### [DATA LINES]
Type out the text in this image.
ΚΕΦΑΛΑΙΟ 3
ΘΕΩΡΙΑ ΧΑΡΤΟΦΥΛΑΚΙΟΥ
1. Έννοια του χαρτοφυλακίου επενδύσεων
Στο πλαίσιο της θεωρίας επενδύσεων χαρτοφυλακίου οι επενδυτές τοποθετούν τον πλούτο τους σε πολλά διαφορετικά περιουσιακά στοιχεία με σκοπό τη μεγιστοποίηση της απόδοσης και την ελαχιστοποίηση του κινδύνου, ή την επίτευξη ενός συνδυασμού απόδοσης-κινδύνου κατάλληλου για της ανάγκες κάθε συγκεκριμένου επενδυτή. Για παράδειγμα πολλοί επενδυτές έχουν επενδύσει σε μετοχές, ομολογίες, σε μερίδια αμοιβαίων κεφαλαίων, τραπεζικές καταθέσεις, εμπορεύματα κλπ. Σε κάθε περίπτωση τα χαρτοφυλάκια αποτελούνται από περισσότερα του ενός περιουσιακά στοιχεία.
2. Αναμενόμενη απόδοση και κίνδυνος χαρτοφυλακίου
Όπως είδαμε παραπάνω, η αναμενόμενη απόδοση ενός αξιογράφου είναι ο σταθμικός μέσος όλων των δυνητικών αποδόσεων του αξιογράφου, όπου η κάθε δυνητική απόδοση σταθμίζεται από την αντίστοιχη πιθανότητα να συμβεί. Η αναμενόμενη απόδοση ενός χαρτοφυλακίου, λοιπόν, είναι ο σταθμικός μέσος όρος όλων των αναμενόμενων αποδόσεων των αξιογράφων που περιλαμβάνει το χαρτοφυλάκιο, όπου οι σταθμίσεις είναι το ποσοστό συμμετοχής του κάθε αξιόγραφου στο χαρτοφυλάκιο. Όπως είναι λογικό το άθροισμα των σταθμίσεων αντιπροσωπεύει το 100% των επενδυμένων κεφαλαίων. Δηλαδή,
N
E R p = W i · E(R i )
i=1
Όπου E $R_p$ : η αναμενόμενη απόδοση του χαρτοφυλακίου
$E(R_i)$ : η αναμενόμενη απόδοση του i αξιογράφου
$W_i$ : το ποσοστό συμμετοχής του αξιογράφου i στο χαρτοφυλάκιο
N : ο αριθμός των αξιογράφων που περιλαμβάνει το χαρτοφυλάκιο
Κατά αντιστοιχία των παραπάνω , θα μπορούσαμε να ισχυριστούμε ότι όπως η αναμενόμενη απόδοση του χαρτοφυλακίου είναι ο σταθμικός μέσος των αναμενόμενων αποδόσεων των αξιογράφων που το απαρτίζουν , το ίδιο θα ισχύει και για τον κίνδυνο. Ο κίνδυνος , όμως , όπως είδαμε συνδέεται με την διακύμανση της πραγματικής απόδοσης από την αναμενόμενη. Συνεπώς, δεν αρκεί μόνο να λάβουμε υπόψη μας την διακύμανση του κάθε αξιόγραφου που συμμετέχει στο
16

### [WHAT THE TASK ASKS]
Go through the listing above and pull out each line containing the word "σταθμικός".

### [PROBLEM SOLUTION]
Όπως είδαμε παραπάνω, η αναμενόμενη απόδοση ενός αξιογράφου είναι ο σταθμικός μέσος όλων των δυνητικών αποδόσεων του αξιογράφου, όπου η κάθε δυνητική απόδοση σταθμίζεται από την αντίστοιχη πιθανότητα να συμβεί. Η αναμενόμενη απόδοση ενός χαρτοφυλακίου, λοιπόν, είναι ο σταθμικός μέσος όρος όλων των αναμενόμενων αποδόσεων των αξιογράφων που περιλαμβάνει το χαρτοφυλάκιο, όπου οι σταθμίσεις είναι το ποσοστό συμμετοχής του κάθε αξιόγραφου στο χαρτοφυλάκιο. Όπως είναι λογικό το άθροισμα των σταθμίσεων αντιπροσωπεύει το 100% των επενδυμένων κεφαλαίων. Δηλαδή,
Κατά αντιστοιχία των παραπάνω , θα μπορούσαμε να ισχυριστούμε ότι όπως η αναμενόμενη απόδοση του χαρτοφυλακίου είναι ο σταθμικός μέσος των αναμενόμενων αποδόσεων των αξιογράφων που το απαρτίζουν , το ίδιο θα ισχύει και για τον κίνδυνο. Ο κίνδυνος , όμως , όπως είδαμε συνδέεται με την διακύμανση της πραγματικής απόδοσης από την αναμενόμενη. Συνεπώς, δεν αρκεί μόνο να λάβουμε υπόψη μας την διακύμανση του κάθε αξιόγραφου που συμμετέχει στο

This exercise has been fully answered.